The entries below are to be transcribed in full, without their images.

━━ Data excerpts

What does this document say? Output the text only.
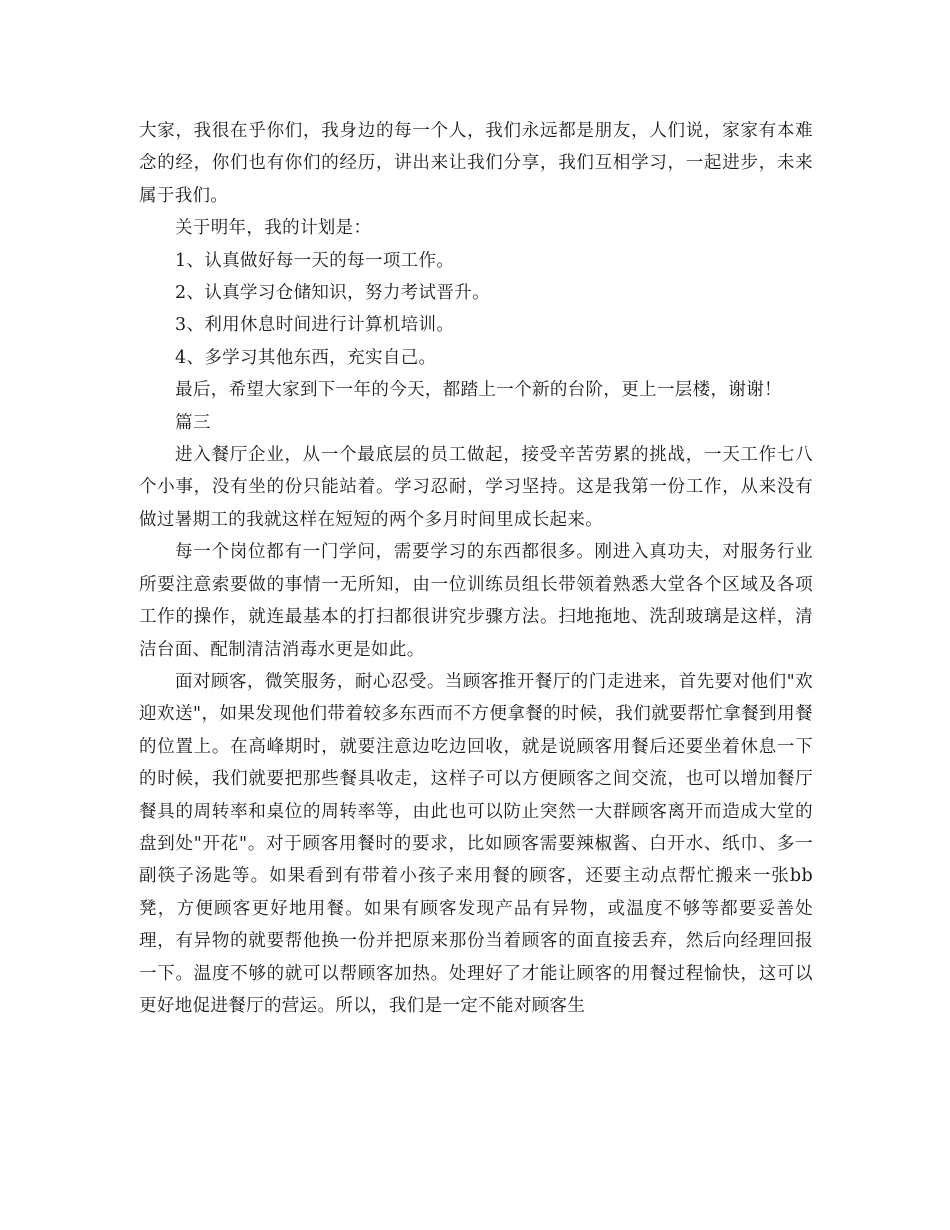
大家，我很在乎你们，我身边的每一个人，我们永远都是朋友，人们说，家家有本难念的经，你们也有你们的经历，讲出来让我们分享，我们互相学习，一起进步，未来属于我们。

关于明年，我的计划是：

1、认真做好每一天的每一项工作。

2、认真学习仓储知识，努力考试晋升。

3、利用休息时间进行计算机培训。

4、多学习其他东西，充实自己。

最后，希望大家到下一年的今天，都踏上一个新的台阶，更上一层楼，谢谢！

篇三

进入餐厅企业，从一个最底层的员工做起，接受辛苦劳累的挑战，一天工作七八个小事，没有坐的份只能站着。学习忍耐，学习坚持。这是我第一份工作，从来没有做过暑期工的我就这样在短短的两个多月时间里成长起来。

每一个岗位都有一门学问，需要学习的东西都很多。刚进入真功夫，对服务行业所要注意索要做的事情一无所知，由一位训练员组长带领着熟悉大堂各个区域及各项工作的操作，就连最基本的打扫都很讲究步骤方法。扫地拖地、洗刮玻璃是这样，清洁台面、配制清洁消毒水更是如此。

面对顾客，微笑服务，耐心忍受。当顾客推开餐厅的门走进来，首先要对他们"欢迎欢送"，如果发现他们带着较多东西而不方便拿餐的时候，我们就要帮忙拿餐到用餐的位置上。在高峰期时，就要注意边吃边回收，就是说顾客用餐后还要坐着休息一下的时候，我们就要把那些餐具收走，这样子可以方便顾客之间交流，也可以增加餐厅餐具的周转率和桌位的周转率等，由此也可以防止突然一大群顾客离开而造成大堂的盘到处"开花"。对于顾客用餐时的要求，比如顾客需要辣椒酱、白开水、纸巾、多一副筷子汤匙等。如果看到有带着小孩子来用餐的顾客，还要主动点帮忙搬来一张bb凳，方便顾客更好地用餐。如果有顾客发现产品有异物，或温度不够等都要妥善处理，有异物的就要帮他换一份并把原来那份当着顾客的面直接丢弃，然后向经理回报一下。温度不够的就可以帮顾客加热。处理好了才能让顾客的用餐过程愉快，这可以更好地促进餐厅的营运。所以，我们是一定不能对顾客生
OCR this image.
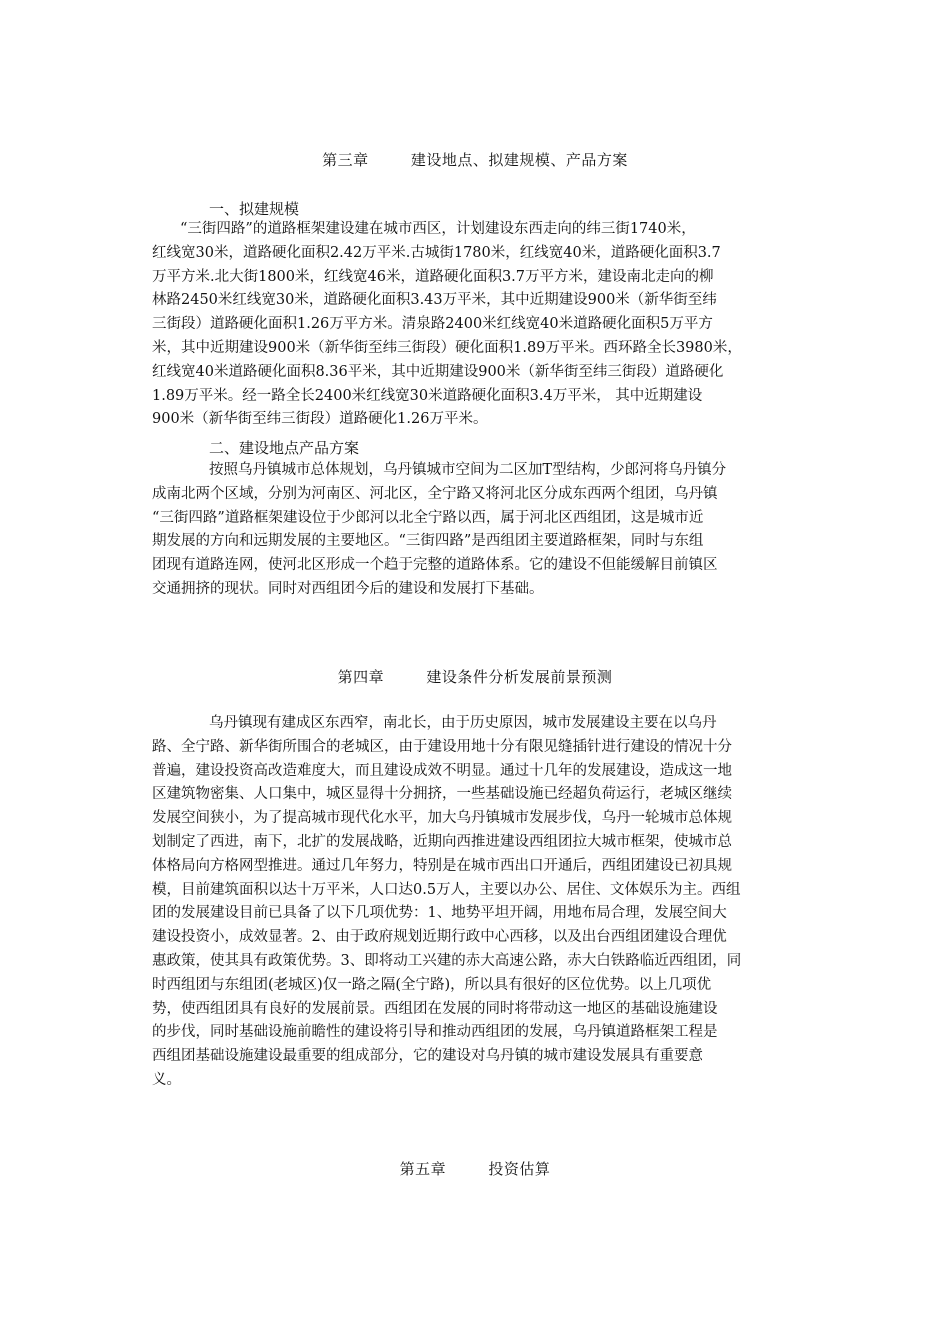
第三章        建设地点、拟建规模、产品方案
一、拟建规模
“三街四路”的道路框架建设建在城市西区，计划建设东西走向的纬三街1740米，
红线宽30米，道路硬化面积2.42万平米.古城街1780米，红线宽40米，道路硬化面积3.7
万平方米.北大街1800米，红线宽46米，道路硬化面积3.7万平方米，建设南北走向的柳
林路2450米红线宽30米，道路硬化面积3.43万平米，其中近期建设900米（新华街至纬
三街段）道路硬化面积1.26万平方米。清泉路2400米红线宽40米道路硬化面积5万平方
米，其中近期建设900米（新华街至纬三街段）硬化面积1.89万平米。西环路全长3980米，
红线宽40米道路硬化面积8.36平米，其中近期建设900米（新华街至纬三街段）道路硬化
1.89万平米。经一路全长2400米红线宽30米道路硬化面积3.4万平米， 其中近期建设
900米（新华街至纬三街段）道路硬化1.26万平米。
二、建设地点产品方案
按照乌丹镇城市总体规划，乌丹镇城市空间为二区加T型结构，少郎河将乌丹镇分
成南北两个区域，分别为河南区、河北区，全宁路又将河北区分成东西两个组团，乌丹镇
“三街四路”道路框架建设位于少郎河以北全宁路以西，属于河北区西组团，这是城市近
期发展的方向和远期发展的主要地区。“三街四路”是西组团主要道路框架，同时与东组
团现有道路连网，使河北区形成一个趋于完整的道路体系。它的建设不但能缓解目前镇区
交通拥挤的现状。同时对西组团今后的建设和发展打下基础。
第四章        建设条件分析发展前景预测
乌丹镇现有建成区东西窄，南北长，由于历史原因，城市发展建设主要在以乌丹
路、全宁路、新华街所围合的老城区，由于建设用地十分有限见缝插针进行建设的情况十分
普遍，建设投资高改造难度大，而且建设成效不明显。通过十几年的发展建设，造成这一地
区建筑物密集、人口集中，城区显得十分拥挤，一些基础设施已经超负荷运行，老城区继续
发展空间狭小，为了提高城市现代化水平，加大乌丹镇城市发展步伐，乌丹一轮城市总体规
划制定了西进，南下，北扩的发展战略，近期向西推进建设西组团拉大城市框架，使城市总
体格局向方格网型推进。通过几年努力，特别是在城市西出口开通后，西组团建设已初具规
模，目前建筑面积以达十万平米，人口达0.5万人，主要以办公、居住、文体娱乐为主。西组
团的发展建设目前已具备了以下几项优势：1、地势平坦开阔，用地布局合理，发展空间大
建设投资小，成效显著。2、由于政府规划近期行政中心西移，以及出台西组团建设合理优
惠政策，使其具有政策优势。3、即将动工兴建的赤大高速公路，赤大白铁路临近西组团，同
时西组团与东组团(老城区)仅一路之隔(全宁路)，所以具有很好的区位优势。以上几项优
势，使西组团具有良好的发展前景。西组团在发展的同时将带动这一地区的基础设施建设
的步伐，同时基础设施前瞻性的建设将引导和推动西组团的发展，乌丹镇道路框架工程是
西组团基础设施建设最重要的组成部分，它的建设对乌丹镇的城市建设发展具有重要意
义。
第五章        投资估算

━━━━

Exercise output:
What does this document say? Output the text only.
大家，我很在乎你们，我身边的每一个人，我们永远都是朋友，人们说，家家有本难念的经，你们也有你们的经历，讲出来让我们分享，我们互相学习，一起进步，未来属于我们。

关于明年，我的计划是：

1、认真做好每一天的每一项工作。

2、认真学习仓储知识，努力考试晋升。

3、利用休息时间进行计算机培训。

4、多学习其他东西，充实自己。

最后，希望大家到下一年的今天，都踏上一个新的台阶，更上一层楼，谢谢！

篇三

进入餐厅企业，从一个最底层的员工做起，接受辛苦劳累的挑战，一天工作七八个小事，没有坐的份只能站着。学习忍耐，学习坚持。这是我第一份工作，从来没有做过暑期工的我就这样在短短的两个多月时间里成长起来。

每一个岗位都有一门学问，需要学习的东西都很多。刚进入真功夫，对服务行业所要注意索要做的事情一无所知，由一位训练员组长带领着熟悉大堂各个区域及各项工作的操作，就连最基本的打扫都很讲究步骤方法。扫地拖地、洗刮玻璃是这样，清洁台面、配制清洁消毒水更是如此。

面对顾客，微笑服务，耐心忍受。当顾客推开餐厅的门走进来，首先要对他们"欢迎欢送"，如果发现他们带着较多东西而不方便拿餐的时候，我们就要帮忙拿餐到用餐的位置上。在高峰期时，就要注意边吃边回收，就是说顾客用餐后还要坐着休息一下的时候，我们就要把那些餐具收走，这样子可以方便顾客之间交流，也可以增加餐厅餐具的周转率和桌位的周转率等，由此也可以防止突然一大群顾客离开而造成大堂的盘到处"开花"。对于顾客用餐时的要求，比如顾客需要辣椒酱、白开水、纸巾、多一副筷子汤匙等。如果看到有带着小孩子来用餐的顾客，还要主动点帮忙搬来一张bb凳，方便顾客更好地用餐。如果有顾客发现产品有异物，或温度不够等都要妥善处理，有异物的就要帮他换一份并把原来那份当着顾客的面直接丢弃，然后向经理回报一下。温度不够的就可以帮顾客加热。处理好了才能让顾客的用餐过程愉快，这可以更好地促进餐厅的营运。所以，我们是一定不能对顾客生
OCR this image.
第三章        建设地点、拟建规模、产品方案
一、拟建规模
“三街四路”的道路框架建设建在城市西区，计划建设东西走向的纬三街1740米，
红线宽30米，道路硬化面积2.42万平米.古城街1780米，红线宽40米，道路硬化面积3.7
万平方米.北大街1800米，红线宽46米，道路硬化面积3.7万平方米，建设南北走向的柳
林路2450米红线宽30米，道路硬化面积3.43万平米，其中近期建设900米（新华街至纬
三街段）道路硬化面积1.26万平方米。清泉路2400米红线宽40米道路硬化面积5万平方
米，其中近期建设900米（新华街至纬三街段）硬化面积1.89万平米。西环路全长3980米，
红线宽40米道路硬化面积8.36平米，其中近期建设900米（新华街至纬三街段）道路硬化
1.89万平米。经一路全长2400米红线宽30米道路硬化面积3.4万平米， 其中近期建设
900米（新华街至纬三街段）道路硬化1.26万平米。
二、建设地点产品方案
按照乌丹镇城市总体规划，乌丹镇城市空间为二区加T型结构，少郎河将乌丹镇分
成南北两个区域，分别为河南区、河北区，全宁路又将河北区分成东西两个组团，乌丹镇
“三街四路”道路框架建设位于少郎河以北全宁路以西，属于河北区西组团，这是城市近
期发展的方向和远期发展的主要地区。“三街四路”是西组团主要道路框架，同时与东组
团现有道路连网，使河北区形成一个趋于完整的道路体系。它的建设不但能缓解目前镇区
交通拥挤的现状。同时对西组团今后的建设和发展打下基础。
第四章        建设条件分析发展前景预测
乌丹镇现有建成区东西窄，南北长，由于历史原因，城市发展建设主要在以乌丹
路、全宁路、新华街所围合的老城区，由于建设用地十分有限见缝插针进行建设的情况十分
普遍，建设投资高改造难度大，而且建设成效不明显。通过十几年的发展建设，造成这一地
区建筑物密集、人口集中，城区显得十分拥挤，一些基础设施已经超负荷运行，老城区继续
发展空间狭小，为了提高城市现代化水平，加大乌丹镇城市发展步伐，乌丹一轮城市总体规
划制定了西进，南下，北扩的发展战略，近期向西推进建设西组团拉大城市框架，使城市总
体格局向方格网型推进。通过几年努力，特别是在城市西出口开通后，西组团建设已初具规
模，目前建筑面积以达十万平米，人口达0.5万人，主要以办公、居住、文体娱乐为主。西组
团的发展建设目前已具备了以下几项优势：1、地势平坦开阔，用地布局合理，发展空间大
建设投资小，成效显著。2、由于政府规划近期行政中心西移，以及出台西组团建设合理优
惠政策，使其具有政策优势。3、即将动工兴建的赤大高速公路，赤大白铁路临近西组团，同
时西组团与东组团(老城区)仅一路之隔(全宁路)，所以具有很好的区位优势。以上几项优
势，使西组团具有良好的发展前景。西组团在发展的同时将带动这一地区的基础设施建设
的步伐，同时基础设施前瞻性的建设将引导和推动西组团的发展，乌丹镇道路框架工程是
西组团基础设施建设最重要的组成部分，它的建设对乌丹镇的城市建设发展具有重要意
义。
第五章        投资估算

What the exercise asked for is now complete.